Written instruction
Determine the count of lines holding the string "weeks". Return only the number.

[start of Data records]

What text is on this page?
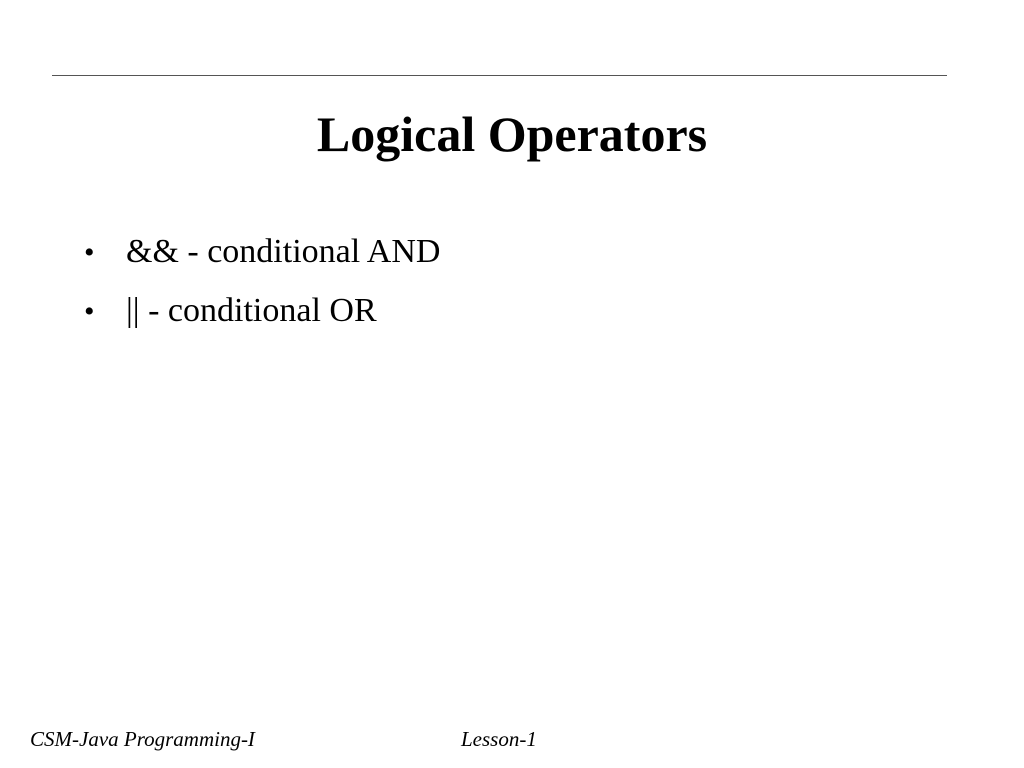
Logical Operators
• && - conditional AND
• || - conditional OR
CSM-Java Programming-I	Lesson-1
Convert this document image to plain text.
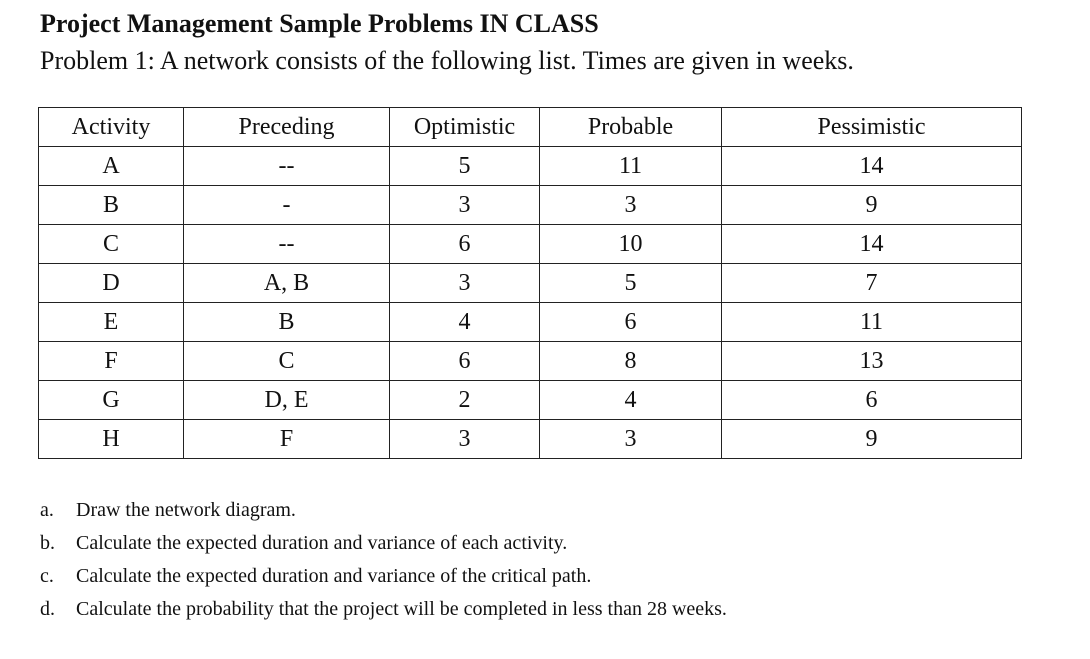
Project Management Sample Problems IN CLASS
Problem 1: A network consists of the following list. Times are given in weeks.
Activity	Preceding	Optimistic	Probable	Pessimistic
A	--	5	11	14
B	-	3	3	9
C	--	6	10	14
D	A, B	3	5	7
E	B	4	6	11
F	C	6	8	13
G	D, E	2	4	6
H	F	3	3	9
a. Draw the network diagram.
b. Calculate the expected duration and variance of each activity.
c. Calculate the expected duration and variance of the critical path.
d. Calculate the probability that the project will be completed in less than 28 weeks.
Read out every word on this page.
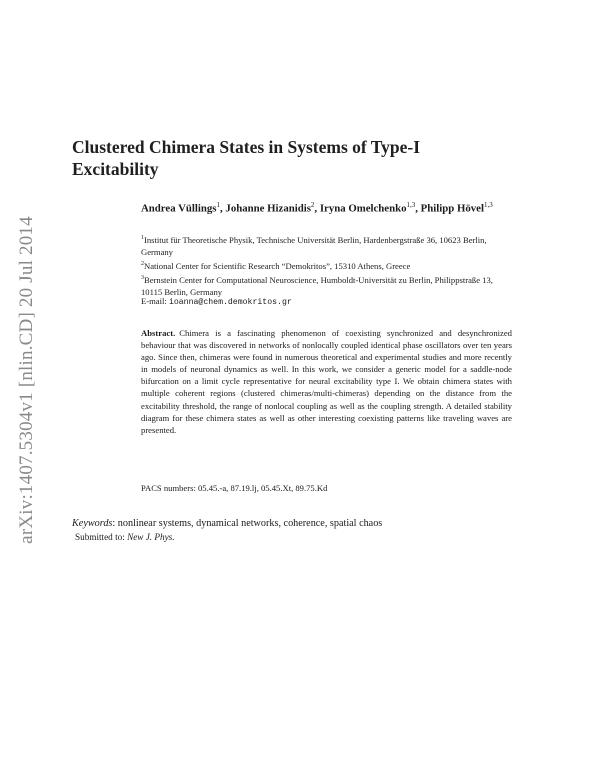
arXiv:1407.5304v1 [nlin.CD] 20 Jul 2014
Clustered Chimera States in Systems of Type-I Excitability
Andrea Vüllings$^1$, Johanne Hizanidis$^2$, Iryna Omelchenko$^{1,3}$, Philipp Hövel$^{1,3}$

$^1$Institut für Theoretische Physik, Technische Universität Berlin, Hardenbergstraße 36, 10623 Berlin, Germany

$^2$National Center for Scientific Research “Demokritos”, 15310 Athens, Greece

$^3$Bernstein Center for Computational Neuroscience, Humboldt-Universität zu Berlin, Philippstraße 13, 10115 Berlin, Germany

E-mail: ioanna@chem.demokritos.gr
Abstract. Chimera is a fascinating phenomenon of coexisting synchronized and desynchronized behaviour that was discovered in networks of nonlocally coupled identical phase oscillators over ten years ago. Since then, chimeras were found in numerous theoretical and experimental studies and more recently in models of neuronal dynamics as well. In this work, we consider a generic model for a saddle-node bifurcation on a limit cycle representative for neural excitability type I. We obtain chimera states with multiple coherent regions (clustered chimeras/multi-chimeras) depending on the distance from the excitability threshold, the range of nonlocal coupling as well as the coupling strength. A detailed stability diagram for these chimera states as well as other interesting coexisting patterns like traveling waves are presented.
PACS numbers: 05.45.-a, 87.19.lj, 05.45.Xt, 89.75.Kd
Keywords: nonlinear systems, dynamical networks, coherence, spatial chaos
Submitted to: New J. Phys.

[end of Data records]

Response to the task
2